What you will do: Pull every line containing the word "this" from the records.

The data start

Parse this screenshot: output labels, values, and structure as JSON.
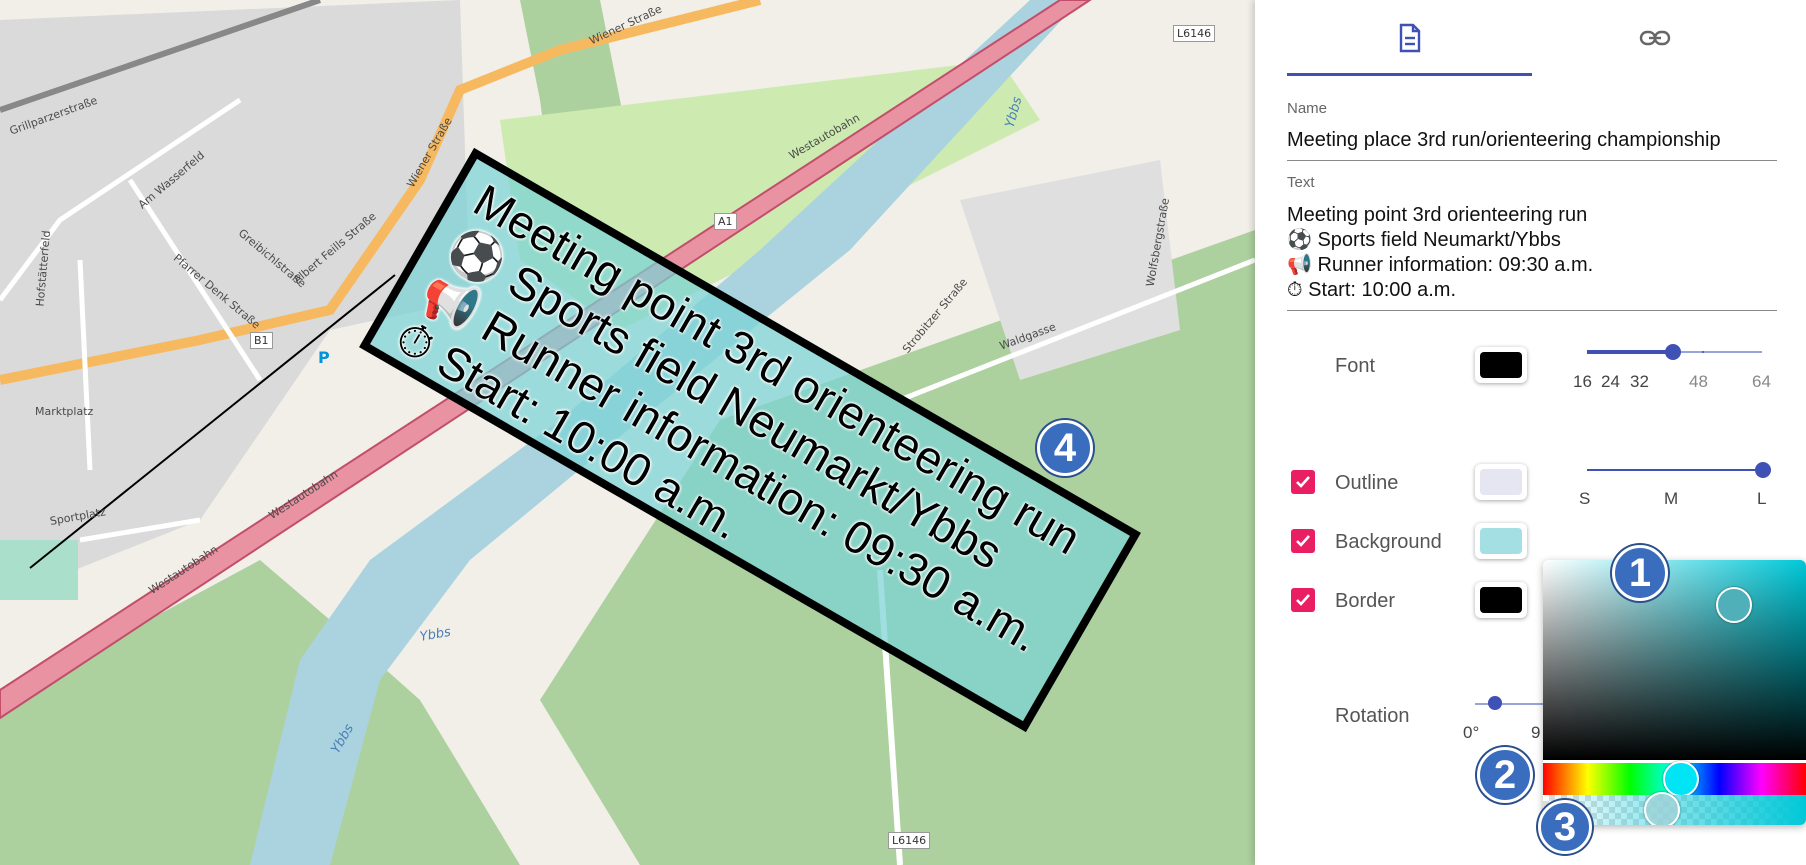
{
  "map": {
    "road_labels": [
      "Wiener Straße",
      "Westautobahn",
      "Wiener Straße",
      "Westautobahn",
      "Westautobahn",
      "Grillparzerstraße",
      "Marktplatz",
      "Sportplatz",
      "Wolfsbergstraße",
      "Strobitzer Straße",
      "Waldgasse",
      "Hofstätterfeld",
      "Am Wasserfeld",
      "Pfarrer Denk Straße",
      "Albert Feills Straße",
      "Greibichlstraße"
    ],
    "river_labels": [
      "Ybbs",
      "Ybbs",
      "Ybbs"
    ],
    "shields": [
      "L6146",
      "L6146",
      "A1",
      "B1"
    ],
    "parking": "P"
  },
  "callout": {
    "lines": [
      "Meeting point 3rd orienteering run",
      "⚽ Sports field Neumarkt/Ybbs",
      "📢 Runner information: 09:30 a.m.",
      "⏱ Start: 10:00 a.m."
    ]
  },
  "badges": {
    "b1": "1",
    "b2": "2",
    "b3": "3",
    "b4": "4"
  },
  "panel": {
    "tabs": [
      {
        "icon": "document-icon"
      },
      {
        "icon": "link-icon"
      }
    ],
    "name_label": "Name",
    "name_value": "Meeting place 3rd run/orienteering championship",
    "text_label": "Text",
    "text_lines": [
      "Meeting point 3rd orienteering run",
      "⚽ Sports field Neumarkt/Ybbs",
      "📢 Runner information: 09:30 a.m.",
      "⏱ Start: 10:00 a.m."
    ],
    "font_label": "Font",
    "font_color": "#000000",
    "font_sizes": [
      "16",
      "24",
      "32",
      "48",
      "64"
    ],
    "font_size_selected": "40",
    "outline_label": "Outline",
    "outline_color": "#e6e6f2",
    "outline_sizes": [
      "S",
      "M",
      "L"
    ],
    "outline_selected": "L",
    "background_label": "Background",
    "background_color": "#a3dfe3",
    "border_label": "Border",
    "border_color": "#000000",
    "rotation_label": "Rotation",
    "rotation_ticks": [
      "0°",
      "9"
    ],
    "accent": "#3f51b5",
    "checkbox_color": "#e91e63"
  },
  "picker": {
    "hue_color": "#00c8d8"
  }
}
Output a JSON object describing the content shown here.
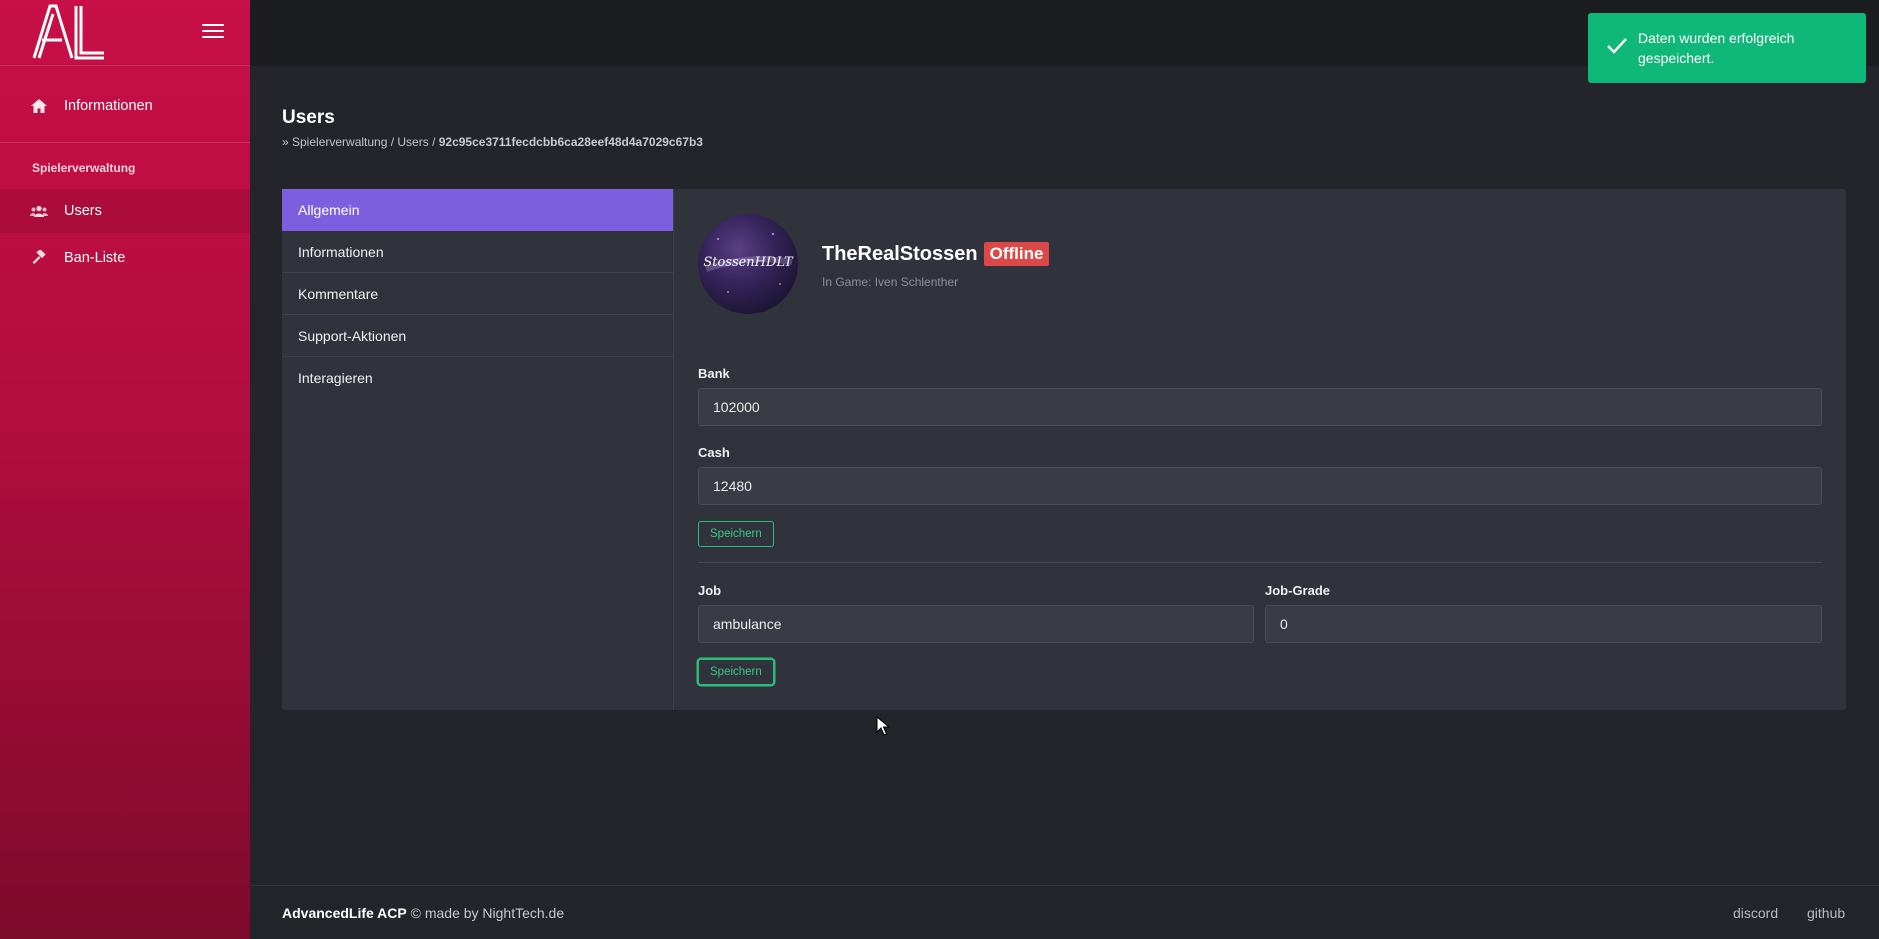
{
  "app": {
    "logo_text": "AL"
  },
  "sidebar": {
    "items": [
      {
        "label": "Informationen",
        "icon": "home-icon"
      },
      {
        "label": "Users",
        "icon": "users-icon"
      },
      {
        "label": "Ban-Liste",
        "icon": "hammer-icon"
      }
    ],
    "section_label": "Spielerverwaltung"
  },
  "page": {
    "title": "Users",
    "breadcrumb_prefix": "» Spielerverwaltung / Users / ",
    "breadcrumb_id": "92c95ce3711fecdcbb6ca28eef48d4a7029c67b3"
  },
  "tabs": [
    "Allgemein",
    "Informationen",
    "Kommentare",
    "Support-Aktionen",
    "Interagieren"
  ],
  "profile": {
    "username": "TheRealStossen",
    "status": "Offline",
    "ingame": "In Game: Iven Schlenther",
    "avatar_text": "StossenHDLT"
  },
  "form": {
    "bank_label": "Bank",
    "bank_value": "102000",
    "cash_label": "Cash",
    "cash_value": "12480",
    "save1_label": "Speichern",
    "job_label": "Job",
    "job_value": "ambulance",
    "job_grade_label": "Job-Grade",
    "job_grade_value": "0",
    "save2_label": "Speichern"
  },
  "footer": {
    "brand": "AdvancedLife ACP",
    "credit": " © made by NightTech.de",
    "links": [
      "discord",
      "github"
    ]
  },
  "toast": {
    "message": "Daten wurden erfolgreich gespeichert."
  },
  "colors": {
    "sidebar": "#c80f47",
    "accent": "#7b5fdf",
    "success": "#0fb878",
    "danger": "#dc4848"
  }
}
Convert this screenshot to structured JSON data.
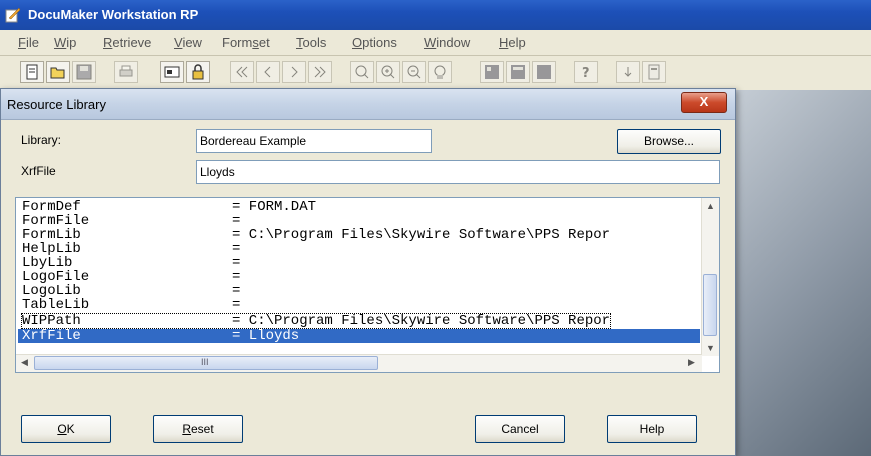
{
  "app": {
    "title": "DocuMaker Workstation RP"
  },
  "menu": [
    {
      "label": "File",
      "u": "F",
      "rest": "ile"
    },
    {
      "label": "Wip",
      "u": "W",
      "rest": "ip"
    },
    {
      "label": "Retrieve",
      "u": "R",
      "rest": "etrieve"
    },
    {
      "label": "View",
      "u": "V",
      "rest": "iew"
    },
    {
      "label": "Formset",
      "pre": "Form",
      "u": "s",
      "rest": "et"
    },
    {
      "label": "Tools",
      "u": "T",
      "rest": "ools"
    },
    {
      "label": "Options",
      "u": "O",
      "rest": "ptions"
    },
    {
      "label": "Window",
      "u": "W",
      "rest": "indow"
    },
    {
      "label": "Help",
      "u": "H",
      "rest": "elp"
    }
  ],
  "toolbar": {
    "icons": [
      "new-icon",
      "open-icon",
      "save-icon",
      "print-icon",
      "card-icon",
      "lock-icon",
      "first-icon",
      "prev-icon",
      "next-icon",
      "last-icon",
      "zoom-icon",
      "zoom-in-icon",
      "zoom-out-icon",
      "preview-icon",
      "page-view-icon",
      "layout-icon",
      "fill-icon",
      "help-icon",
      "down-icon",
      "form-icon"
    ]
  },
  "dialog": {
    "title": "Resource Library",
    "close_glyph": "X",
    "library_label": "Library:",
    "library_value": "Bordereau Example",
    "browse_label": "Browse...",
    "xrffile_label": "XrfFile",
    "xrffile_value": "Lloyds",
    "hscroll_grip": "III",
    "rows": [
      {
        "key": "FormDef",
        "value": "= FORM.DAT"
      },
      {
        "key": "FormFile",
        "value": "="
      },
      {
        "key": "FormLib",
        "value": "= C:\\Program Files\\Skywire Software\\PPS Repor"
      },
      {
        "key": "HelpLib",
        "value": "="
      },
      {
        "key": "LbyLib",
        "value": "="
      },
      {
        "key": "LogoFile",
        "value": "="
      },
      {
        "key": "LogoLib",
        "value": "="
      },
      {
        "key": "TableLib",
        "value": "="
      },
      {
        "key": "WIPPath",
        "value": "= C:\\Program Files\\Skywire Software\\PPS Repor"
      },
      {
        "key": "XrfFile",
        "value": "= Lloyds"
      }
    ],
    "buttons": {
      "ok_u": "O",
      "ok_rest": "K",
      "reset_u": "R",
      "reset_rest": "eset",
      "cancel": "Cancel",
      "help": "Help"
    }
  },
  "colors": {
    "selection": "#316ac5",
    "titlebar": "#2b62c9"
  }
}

The data end

Task solution:
Parse this screenshot: output labels, values, and structure as JSON.
Convert this screenshot to structured JSON data.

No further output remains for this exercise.